* _Extract_:
--
ASFS/Key Swap Off . . .

Anonymous
Anonymous wrote:
Anonymous wrote:
Anonymous wrote:
Anonymous wrote:Yes. I agree. Either you can bear the inconvenience of an long drive to school events or to extended day as the price you play for the choice program that you value, or you can put your kid in his or her neighborhood school. You are not entitled to have a countywide choice program located near your home. Get over yourself.


Just like nobody is entitled to have a neighborhood school near their home. Don't people understand that there are always going to be students who need to take a bus or drive - with the rare near-exception of Randolph? Doesn't anyone get that everyone can't have the school of their choice within walking distance? That it's not possible to have all the option schools in the backyards of everyone attending and that kids are going to need to take a car or bus to a neighborhood school?

Yes, nobody is entitled to be able to walk to school. But, that doesn’t mean we shouldn’t consider what’s good for the entire system and evaluate whether some option school sites would be more efficient/cost effective to become a neighborhood school just because we are scared of change. That and we should hold people accountable for saying they “walk”. Take away their buses and see if they still want to be zoned at that particular school.
We should also think about long term planning for the county in these discussions. The county pushes a car free diet and actively reduces parking, but then the school board makes all the walkable schools in that area full option. That makes no sense. The county clusters all of the affordable housing in one part of the county, and then the school board bemoans that they can’t create diverse schools. Again no sense.


That's because there are two competing "logics" and priorities: you want choice schools to be accessible by the whole County - so you need to locate them more centrally. That happens to also be where the most efficient public transit is. Unless you can build a slew of schools along that highly-populated, transit-heavy corridor, you can't offer enough option and neighborhood schools in those areas.
--
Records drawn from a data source
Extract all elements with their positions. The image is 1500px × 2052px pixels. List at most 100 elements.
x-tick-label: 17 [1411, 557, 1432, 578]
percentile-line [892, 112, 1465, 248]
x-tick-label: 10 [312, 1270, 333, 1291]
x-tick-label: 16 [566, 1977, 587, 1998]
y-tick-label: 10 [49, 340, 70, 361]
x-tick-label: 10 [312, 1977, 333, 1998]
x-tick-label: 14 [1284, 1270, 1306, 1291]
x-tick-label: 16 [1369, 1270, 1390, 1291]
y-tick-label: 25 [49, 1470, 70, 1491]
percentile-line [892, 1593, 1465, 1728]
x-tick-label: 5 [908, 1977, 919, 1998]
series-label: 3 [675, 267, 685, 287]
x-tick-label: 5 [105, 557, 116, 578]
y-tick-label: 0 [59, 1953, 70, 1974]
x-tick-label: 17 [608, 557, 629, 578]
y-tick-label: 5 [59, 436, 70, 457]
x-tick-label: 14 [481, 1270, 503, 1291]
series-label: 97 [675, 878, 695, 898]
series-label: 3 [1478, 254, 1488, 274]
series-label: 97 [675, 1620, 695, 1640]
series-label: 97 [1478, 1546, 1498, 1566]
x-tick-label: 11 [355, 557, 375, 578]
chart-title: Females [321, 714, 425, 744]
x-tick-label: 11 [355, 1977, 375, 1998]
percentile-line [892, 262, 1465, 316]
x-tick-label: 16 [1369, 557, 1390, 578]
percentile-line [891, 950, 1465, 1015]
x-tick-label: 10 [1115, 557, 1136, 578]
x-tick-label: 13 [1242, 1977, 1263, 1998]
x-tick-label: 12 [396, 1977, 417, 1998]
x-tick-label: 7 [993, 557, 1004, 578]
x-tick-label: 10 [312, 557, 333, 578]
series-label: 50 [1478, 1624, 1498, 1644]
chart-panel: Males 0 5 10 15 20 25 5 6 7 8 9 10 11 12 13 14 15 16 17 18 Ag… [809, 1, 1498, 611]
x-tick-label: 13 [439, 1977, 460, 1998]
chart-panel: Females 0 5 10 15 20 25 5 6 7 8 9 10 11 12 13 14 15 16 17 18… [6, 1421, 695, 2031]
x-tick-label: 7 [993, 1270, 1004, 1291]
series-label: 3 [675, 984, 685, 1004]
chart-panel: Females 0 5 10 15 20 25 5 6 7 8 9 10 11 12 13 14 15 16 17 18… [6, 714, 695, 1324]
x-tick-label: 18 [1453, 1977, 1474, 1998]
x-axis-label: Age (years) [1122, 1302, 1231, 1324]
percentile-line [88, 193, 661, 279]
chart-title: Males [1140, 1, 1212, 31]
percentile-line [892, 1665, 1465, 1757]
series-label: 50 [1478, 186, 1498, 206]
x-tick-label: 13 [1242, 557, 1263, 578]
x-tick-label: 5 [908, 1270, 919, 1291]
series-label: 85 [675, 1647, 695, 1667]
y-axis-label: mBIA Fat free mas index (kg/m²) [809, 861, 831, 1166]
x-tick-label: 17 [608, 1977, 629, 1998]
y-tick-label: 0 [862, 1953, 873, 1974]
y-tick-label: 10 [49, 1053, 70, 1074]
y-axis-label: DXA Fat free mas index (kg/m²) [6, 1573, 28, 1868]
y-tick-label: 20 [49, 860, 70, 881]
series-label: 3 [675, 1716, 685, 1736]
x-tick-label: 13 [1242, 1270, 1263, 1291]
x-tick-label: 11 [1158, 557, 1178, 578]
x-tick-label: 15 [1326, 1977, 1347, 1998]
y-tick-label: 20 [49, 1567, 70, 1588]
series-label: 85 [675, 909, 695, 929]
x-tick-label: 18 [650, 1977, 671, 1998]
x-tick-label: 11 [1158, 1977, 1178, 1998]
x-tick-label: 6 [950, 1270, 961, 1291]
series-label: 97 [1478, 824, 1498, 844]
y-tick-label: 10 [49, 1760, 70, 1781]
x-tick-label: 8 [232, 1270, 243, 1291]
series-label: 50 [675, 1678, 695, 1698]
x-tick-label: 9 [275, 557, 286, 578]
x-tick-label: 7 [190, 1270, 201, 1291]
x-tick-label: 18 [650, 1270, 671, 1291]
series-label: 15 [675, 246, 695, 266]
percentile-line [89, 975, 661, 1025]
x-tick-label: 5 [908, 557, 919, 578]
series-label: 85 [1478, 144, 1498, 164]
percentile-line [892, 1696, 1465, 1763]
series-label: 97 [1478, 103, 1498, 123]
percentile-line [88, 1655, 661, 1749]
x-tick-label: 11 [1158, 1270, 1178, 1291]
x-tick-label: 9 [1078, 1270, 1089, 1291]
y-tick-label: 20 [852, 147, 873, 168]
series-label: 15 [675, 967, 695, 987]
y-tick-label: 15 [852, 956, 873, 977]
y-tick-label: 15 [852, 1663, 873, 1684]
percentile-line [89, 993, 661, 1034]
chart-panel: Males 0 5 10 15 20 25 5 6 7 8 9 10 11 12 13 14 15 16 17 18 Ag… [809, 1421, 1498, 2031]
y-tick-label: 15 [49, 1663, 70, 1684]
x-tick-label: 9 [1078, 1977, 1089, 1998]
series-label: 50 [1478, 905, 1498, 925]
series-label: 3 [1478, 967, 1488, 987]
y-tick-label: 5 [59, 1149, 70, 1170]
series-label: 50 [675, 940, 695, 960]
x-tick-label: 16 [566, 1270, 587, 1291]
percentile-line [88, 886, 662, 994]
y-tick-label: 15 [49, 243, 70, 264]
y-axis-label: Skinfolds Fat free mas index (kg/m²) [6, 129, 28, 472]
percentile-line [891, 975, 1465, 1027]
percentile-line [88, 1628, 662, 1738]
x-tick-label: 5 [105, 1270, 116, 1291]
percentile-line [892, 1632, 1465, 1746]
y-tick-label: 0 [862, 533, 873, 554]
--
* _Exercise task_: Transcribe the school forum thread from "We should also" to "in those areas.". The rows have no connection to the school forum thread.

* _Output below_:
We should also think about long term planning for the county in these discussions. The county pushes a car free diet and actively reduces parking, but then the school board makes all the walkable schools in that area full option. That makes no sense. The county clusters all of the affordable housing in one part of the county, and then the school board bemoans that they can’t create diverse schools. Again no sense.


That's because there are two competing "logics" and priorities: you want choice schools to be accessible by the whole County - so you need to locate them more centrally. That happens to also be where the most efficient public transit is. Unless you can build a slew of schools along that highly-populated, transit-heavy corridor, you can't offer enough option and neighborhood schools in those areas.